── Dataset records

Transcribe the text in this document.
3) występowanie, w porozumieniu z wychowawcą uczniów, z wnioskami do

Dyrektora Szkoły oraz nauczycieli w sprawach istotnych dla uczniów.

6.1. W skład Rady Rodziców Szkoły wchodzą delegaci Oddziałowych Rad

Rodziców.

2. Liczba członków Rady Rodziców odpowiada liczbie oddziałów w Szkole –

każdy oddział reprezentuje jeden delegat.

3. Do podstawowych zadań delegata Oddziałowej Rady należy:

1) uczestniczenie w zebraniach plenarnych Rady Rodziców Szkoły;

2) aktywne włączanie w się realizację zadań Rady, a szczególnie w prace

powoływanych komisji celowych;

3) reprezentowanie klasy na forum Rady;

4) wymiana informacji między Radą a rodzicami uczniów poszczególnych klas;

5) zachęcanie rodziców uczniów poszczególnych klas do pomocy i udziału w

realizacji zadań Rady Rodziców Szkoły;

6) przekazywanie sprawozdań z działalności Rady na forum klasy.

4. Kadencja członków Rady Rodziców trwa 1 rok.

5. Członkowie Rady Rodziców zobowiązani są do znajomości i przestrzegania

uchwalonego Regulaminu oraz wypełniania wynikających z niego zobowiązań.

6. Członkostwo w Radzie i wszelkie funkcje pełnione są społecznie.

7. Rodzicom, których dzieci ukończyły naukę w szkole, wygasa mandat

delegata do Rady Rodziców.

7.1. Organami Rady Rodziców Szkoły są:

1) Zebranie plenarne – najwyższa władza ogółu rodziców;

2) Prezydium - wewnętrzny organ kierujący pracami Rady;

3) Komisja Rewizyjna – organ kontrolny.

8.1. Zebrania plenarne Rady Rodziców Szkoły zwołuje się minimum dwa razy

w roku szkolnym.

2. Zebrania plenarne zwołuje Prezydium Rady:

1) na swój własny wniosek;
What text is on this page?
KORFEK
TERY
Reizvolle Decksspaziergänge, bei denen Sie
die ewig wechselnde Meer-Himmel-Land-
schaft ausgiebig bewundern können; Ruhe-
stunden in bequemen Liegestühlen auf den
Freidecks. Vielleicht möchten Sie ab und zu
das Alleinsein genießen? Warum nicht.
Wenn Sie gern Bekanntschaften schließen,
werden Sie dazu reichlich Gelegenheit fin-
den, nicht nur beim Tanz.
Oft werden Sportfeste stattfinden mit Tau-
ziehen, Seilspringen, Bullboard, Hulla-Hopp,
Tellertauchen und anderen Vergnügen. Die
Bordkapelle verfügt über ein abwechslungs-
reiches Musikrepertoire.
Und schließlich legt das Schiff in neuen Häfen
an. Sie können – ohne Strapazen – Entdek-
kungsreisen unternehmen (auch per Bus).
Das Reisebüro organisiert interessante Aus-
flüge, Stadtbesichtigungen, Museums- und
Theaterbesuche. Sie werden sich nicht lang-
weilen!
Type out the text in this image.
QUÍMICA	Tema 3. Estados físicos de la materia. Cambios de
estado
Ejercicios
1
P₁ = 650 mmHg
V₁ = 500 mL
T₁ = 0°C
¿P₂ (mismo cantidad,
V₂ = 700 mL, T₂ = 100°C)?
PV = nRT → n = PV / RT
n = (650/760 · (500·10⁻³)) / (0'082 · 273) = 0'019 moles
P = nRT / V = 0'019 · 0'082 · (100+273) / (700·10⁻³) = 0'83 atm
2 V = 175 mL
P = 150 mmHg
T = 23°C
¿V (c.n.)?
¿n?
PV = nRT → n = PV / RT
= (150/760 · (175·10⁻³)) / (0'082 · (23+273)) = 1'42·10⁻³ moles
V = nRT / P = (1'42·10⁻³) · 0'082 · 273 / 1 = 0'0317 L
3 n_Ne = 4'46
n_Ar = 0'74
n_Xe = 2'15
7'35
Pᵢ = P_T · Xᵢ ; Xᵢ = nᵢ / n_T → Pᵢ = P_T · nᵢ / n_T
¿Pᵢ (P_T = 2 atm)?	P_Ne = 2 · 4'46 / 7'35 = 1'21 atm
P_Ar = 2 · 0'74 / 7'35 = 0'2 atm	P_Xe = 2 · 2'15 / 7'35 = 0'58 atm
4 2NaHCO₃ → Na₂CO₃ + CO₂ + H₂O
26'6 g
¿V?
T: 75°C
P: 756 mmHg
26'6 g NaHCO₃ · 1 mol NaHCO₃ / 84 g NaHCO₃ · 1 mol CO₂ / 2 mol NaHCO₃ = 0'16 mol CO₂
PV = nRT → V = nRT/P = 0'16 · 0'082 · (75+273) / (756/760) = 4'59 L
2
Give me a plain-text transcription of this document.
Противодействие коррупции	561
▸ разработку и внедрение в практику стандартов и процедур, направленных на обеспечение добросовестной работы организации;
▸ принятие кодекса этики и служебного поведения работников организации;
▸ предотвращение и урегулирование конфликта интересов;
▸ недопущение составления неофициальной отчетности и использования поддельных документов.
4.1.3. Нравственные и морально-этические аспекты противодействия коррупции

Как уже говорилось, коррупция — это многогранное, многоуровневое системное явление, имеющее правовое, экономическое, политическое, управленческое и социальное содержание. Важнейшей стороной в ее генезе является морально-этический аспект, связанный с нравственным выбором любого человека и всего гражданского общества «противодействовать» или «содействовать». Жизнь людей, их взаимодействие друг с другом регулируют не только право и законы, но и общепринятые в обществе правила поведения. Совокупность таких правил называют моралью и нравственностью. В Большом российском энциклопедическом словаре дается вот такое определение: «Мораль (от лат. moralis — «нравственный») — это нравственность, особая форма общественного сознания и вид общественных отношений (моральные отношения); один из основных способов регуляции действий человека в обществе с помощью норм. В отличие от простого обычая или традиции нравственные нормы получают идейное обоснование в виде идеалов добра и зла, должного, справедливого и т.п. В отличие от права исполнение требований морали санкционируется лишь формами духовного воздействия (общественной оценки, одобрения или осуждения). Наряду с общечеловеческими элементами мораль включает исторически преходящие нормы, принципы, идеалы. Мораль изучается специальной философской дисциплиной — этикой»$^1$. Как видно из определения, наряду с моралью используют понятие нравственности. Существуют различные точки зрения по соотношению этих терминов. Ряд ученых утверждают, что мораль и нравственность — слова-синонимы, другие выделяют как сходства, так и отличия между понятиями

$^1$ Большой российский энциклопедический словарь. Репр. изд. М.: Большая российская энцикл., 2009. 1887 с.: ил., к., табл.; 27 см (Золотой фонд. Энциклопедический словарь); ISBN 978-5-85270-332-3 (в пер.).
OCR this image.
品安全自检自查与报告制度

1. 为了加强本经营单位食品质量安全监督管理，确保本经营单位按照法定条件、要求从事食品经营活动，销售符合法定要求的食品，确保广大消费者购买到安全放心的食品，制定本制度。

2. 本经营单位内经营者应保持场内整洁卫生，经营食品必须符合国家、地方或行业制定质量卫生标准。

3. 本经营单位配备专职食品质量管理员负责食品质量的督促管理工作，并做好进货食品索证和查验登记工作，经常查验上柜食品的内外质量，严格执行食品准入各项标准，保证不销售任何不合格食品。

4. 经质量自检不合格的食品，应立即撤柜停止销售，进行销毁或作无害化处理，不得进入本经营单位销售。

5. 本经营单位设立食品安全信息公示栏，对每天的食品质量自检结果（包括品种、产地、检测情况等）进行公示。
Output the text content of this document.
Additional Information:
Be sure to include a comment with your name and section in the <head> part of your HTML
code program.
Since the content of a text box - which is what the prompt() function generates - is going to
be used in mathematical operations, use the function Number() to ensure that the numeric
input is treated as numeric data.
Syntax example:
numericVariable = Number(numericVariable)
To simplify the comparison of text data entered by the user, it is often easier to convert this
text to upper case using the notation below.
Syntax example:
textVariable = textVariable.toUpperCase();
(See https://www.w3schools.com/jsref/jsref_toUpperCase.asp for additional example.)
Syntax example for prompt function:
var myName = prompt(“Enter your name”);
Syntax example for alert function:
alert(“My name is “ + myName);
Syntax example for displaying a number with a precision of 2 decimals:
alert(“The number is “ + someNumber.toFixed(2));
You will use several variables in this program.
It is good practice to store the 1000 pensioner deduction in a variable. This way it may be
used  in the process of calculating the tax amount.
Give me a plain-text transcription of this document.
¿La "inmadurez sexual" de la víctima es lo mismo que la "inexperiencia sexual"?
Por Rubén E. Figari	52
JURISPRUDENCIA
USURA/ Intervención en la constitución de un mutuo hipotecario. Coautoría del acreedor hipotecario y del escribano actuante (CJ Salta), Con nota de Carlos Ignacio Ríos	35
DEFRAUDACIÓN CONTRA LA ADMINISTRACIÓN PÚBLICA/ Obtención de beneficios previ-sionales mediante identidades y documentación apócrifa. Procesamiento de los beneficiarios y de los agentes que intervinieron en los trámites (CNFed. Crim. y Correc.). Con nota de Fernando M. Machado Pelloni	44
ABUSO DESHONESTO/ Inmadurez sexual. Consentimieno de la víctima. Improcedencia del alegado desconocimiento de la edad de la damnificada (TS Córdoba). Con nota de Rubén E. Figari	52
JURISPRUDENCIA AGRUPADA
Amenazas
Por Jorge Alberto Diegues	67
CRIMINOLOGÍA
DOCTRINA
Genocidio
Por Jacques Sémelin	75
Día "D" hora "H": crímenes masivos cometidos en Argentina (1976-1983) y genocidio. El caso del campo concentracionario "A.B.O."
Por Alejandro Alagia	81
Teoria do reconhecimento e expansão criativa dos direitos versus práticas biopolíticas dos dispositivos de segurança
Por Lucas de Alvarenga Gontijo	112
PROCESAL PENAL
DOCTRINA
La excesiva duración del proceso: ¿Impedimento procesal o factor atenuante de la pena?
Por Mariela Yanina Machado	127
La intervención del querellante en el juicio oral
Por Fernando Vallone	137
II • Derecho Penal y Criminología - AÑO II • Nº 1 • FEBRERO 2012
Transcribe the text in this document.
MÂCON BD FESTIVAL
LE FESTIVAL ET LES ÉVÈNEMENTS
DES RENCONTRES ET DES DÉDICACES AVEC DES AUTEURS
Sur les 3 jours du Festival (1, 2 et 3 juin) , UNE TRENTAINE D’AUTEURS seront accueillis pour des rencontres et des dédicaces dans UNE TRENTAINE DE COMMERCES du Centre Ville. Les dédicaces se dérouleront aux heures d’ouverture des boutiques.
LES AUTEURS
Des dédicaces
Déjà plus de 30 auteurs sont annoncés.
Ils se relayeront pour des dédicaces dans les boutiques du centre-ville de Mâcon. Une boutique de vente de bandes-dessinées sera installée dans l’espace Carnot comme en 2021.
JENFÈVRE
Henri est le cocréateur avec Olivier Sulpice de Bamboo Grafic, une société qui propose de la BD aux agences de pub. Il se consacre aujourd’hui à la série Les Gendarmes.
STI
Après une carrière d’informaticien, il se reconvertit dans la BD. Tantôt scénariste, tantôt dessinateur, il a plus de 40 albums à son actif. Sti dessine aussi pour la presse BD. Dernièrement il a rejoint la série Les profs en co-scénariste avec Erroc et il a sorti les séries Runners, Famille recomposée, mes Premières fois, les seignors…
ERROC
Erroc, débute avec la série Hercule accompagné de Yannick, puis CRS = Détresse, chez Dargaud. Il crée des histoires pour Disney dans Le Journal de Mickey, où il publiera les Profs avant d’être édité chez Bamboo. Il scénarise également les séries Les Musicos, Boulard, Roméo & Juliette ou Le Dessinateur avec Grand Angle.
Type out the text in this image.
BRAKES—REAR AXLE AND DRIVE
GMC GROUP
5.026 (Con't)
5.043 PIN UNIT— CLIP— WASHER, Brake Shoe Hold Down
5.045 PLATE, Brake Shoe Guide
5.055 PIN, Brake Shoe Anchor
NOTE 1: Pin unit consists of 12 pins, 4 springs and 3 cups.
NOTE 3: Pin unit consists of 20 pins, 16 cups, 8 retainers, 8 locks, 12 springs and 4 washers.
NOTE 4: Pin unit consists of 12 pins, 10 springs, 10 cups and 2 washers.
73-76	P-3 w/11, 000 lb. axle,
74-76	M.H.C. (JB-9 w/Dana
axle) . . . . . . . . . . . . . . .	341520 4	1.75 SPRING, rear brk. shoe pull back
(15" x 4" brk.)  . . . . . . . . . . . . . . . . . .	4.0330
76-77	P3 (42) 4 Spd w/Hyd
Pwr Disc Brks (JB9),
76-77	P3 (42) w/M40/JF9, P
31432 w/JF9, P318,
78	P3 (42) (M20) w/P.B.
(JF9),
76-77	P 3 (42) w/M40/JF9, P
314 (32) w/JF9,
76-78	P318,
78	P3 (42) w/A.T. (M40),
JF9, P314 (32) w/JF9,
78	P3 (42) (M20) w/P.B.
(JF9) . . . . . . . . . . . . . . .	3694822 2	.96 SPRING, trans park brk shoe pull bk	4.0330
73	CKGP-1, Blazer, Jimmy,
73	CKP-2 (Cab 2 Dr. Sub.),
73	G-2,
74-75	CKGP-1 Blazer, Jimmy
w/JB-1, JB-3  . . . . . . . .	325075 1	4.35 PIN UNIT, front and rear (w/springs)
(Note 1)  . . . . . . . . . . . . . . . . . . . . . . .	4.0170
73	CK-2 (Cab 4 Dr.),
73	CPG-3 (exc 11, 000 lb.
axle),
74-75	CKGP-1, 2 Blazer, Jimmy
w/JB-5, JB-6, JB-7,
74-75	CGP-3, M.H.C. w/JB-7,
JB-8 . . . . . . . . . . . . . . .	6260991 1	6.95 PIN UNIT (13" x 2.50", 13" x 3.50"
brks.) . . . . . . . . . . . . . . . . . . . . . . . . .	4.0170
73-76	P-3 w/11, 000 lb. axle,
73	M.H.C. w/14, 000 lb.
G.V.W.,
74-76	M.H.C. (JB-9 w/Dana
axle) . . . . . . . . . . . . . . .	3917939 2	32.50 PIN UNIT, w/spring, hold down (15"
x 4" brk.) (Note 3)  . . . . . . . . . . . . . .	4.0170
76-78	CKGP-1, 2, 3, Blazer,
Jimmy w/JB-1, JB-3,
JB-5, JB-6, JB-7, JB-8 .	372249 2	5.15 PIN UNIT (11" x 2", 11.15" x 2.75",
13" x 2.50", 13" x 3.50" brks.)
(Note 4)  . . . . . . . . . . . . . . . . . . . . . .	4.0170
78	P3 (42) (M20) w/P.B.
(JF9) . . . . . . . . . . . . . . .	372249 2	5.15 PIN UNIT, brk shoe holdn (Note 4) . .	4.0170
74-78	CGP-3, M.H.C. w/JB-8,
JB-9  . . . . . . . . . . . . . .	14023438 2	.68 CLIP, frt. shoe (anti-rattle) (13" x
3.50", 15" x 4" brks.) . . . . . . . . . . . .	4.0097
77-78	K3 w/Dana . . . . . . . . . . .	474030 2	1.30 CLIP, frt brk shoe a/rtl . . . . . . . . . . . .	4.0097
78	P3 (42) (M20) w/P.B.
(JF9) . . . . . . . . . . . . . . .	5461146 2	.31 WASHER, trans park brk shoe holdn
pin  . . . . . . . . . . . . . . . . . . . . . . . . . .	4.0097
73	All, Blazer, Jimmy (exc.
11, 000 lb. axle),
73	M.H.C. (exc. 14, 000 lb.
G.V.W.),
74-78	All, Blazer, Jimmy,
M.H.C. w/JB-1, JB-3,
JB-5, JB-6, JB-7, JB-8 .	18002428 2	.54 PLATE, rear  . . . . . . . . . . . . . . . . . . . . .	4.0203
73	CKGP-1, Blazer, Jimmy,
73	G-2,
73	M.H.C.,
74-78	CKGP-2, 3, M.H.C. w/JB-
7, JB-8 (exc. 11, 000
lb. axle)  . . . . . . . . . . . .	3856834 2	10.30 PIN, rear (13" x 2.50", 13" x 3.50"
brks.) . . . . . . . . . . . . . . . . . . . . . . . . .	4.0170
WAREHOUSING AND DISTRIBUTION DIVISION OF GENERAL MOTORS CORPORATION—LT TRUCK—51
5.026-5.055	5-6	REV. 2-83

────

▶ Task requirements
Sift through the entries and copy every line with "content".

▶ Written reply
Output the text content of this document.
Since the content of a text box - which is what the prompt() function generates - is going to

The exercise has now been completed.